> Data excerpts

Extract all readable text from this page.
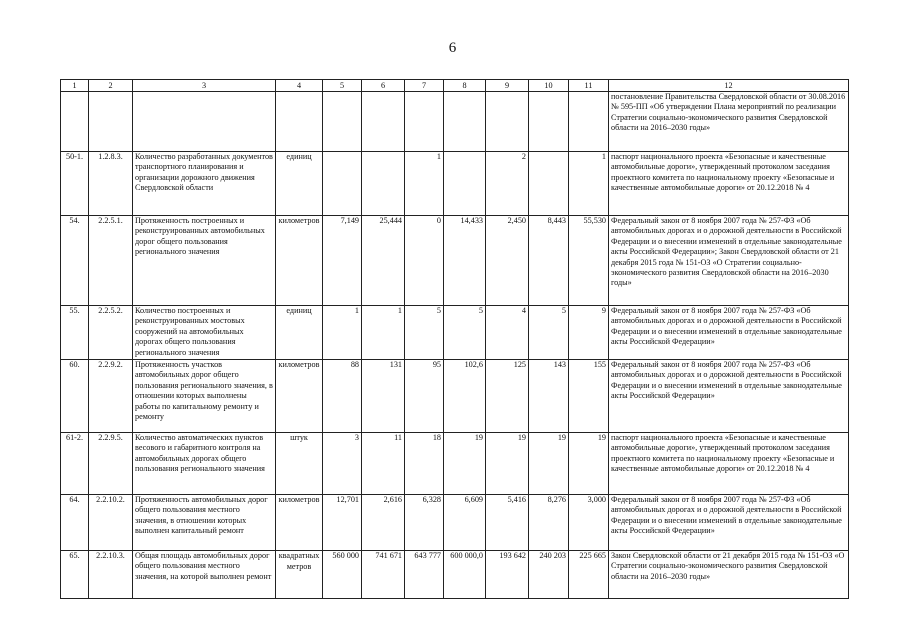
6
1	2	3	4	5	6	7	8	9	10	11	12
											постановление Правительства Свердловской области от 30.08.2016 № 595-ПП «Об утверждении Плана мероприятий по реализации Стратегии социально-экономического развития Свердловской области на 2016–2030 годы»
50-1.	1.2.8.3.	Количество разработанных документов транспортного планирования и организации дорожного движения Свердловской области	единиц			1		2		1	паспорт национального проекта «Безопасные и качественные автомобильные дороги», утвержденный протоколом заседания проектного комитета по национальному проекту «Безопасные и качественные автомобильные дороги» от 20.12.2018 № 4
54.	2.2.5.1.	Протяженность построенных и реконструированных автомобильных дорог общего пользования регионального значения	километров	7,149	25,444	0	14,433	2,450	8,443	55,530	Федеральный закон от 8 ноября 2007 года № 257-ФЗ «Об автомобильных дорогах и о дорожной деятельности в Российской Федерации и о внесении изменений в отдельные законодательные акты Российской Федерации»; Закон Свердловской области от 21 декабря 2015 года № 151-ОЗ «О Стратегии социально-экономического развития Свердловской области на 2016–2030 годы»
55.	2.2.5.2.	Количество построенных и реконструированных мостовых сооружений на автомобильных дорогах общего пользования регионального значения	единиц	1	1	5	5	4	5	9	Федеральный закон от 8 ноября 2007 года № 257-ФЗ «Об автомобильных дорогах и о дорожной деятельности в Российской Федерации и о внесении изменений в отдельные законодательные акты Российской Федерации»
60.	2.2.9.2.	Протяженность участков автомобильных дорог общего пользования регионального значения, в отношении которых выполнены работы по капитальному ремонту и ремонту	километров	88	131	95	102,6	125	143	155	Федеральный закон от 8 ноября 2007 года № 257-ФЗ «Об автомобильных дорогах и о дорожной деятельности в Российской Федерации и о внесении изменений в отдельные законодательные акты Российской Федерации»
61-2.	2.2.9.5.	Количество автоматических пунктов весового и габаритного контроля на автомобильных дорогах общего пользования регионального значения	штук	3	11	18	19	19	19	19	паспорт национального проекта «Безопасные и качественные автомобильные дороги», утвержденный протоколом заседания проектного комитета по национальному проекту «Безопасные и качественные автомобильные дороги» от 20.12.2018 № 4
64.	2.2.10.2.	Протяженность автомобильных дорог общего пользования местного значения, в отношении которых выполнен капитальный ремонт	километров	12,701	2,616	6,328	6,609	5,416	8,276	3,000	Федеральный закон от 8 ноября 2007 года № 257-ФЗ «Об автомобильных дорогах и о дорожной деятельности в Российской Федерации и о внесении изменений в отдельные законодательные акты Российской Федерации»
65.	2.2.10.3.	Общая площадь автомобильных дорог общего пользования местного значения, на которой выполнен ремонт	квадратных метров	560 000	741 671	643 777	600 000,0	193 642	240 203	225 665	Закон Свердловской области от 21 декабря 2015 года № 151-ОЗ «О Стратегии социально-экономического развития Свердловской области на 2016–2030 годы»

> Aim
Repeat the data exactly, excluding the pictures.

> Task answer
Extract all readable text from this page.
6
1	2	3	4	5	6	7	8	9	10	11	12
											постановление Правительства Свердловской области от 30.08.2016 № 595-ПП «Об утверждении Плана мероприятий по реализации Стратегии социально-экономического развития Свердловской области на 2016–2030 годы»
50-1.	1.2.8.3.	Количество разработанных документов транспортного планирования и организации дорожного движения Свердловской области	единиц			1		2		1	паспорт национального проекта «Безопасные и качественные автомобильные дороги», утвержденный протоколом заседания проектного комитета по национальному проекту «Безопасные и качественные автомобильные дороги» от 20.12.2018 № 4
54.	2.2.5.1.	Протяженность построенных и реконструированных автомобильных дорог общего пользования регионального значения	километров	7,149	25,444	0	14,433	2,450	8,443	55,530	Федеральный закон от 8 ноября 2007 года № 257-ФЗ «Об автомобильных дорогах и о дорожной деятельности в Российской Федерации и о внесении изменений в отдельные законодательные акты Российской Федерации»; Закон Свердловской области от 21 декабря 2015 года № 151-ОЗ «О Стратегии социально-экономического развития Свердловской области на 2016–2030 годы»
55.	2.2.5.2.	Количество построенных и реконструированных мостовых сооружений на автомобильных дорогах общего пользования регионального значения	единиц	1	1	5	5	4	5	9	Федеральный закон от 8 ноября 2007 года № 257-ФЗ «Об автомобильных дорогах и о дорожной деятельности в Российской Федерации и о внесении изменений в отдельные законодательные акты Российской Федерации»
60.	2.2.9.2.	Протяженность участков автомобильных дорог общего пользования регионального значения, в отношении которых выполнены работы по капитальному ремонту и ремонту	километров	88	131	95	102,6	125	143	155	Федеральный закон от 8 ноября 2007 года № 257-ФЗ «Об автомобильных дорогах и о дорожной деятельности в Российской Федерации и о внесении изменений в отдельные законодательные акты Российской Федерации»
61-2.	2.2.9.5.	Количество автоматических пунктов весового и габаритного контроля на автомобильных дорогах общего пользования регионального значения	штук	3	11	18	19	19	19	19	паспорт национального проекта «Безопасные и качественные автомобильные дороги», утвержденный протоколом заседания проектного комитета по национальному проекту «Безопасные и качественные автомобильные дороги» от 20.12.2018 № 4
64.	2.2.10.2.	Протяженность автомобильных дорог общего пользования местного значения, в отношении которых выполнен капитальный ремонт	километров	12,701	2,616	6,328	6,609	5,416	8,276	3,000	Федеральный закон от 8 ноября 2007 года № 257-ФЗ «Об автомобильных дорогах и о дорожной деятельности в Российской Федерации и о внесении изменений в отдельные законодательные акты Российской Федерации»
65.	2.2.10.3.	Общая площадь автомобильных дорог общего пользования местного значения, на которой выполнен ремонт	квадратных метров	560 000	741 671	643 777	600 000,0	193 642	240 203	225 665	Закон Свердловской области от 21 декабря 2015 года № 151-ОЗ «О Стратегии социально-экономического развития Свердловской области на 2016–2030 годы»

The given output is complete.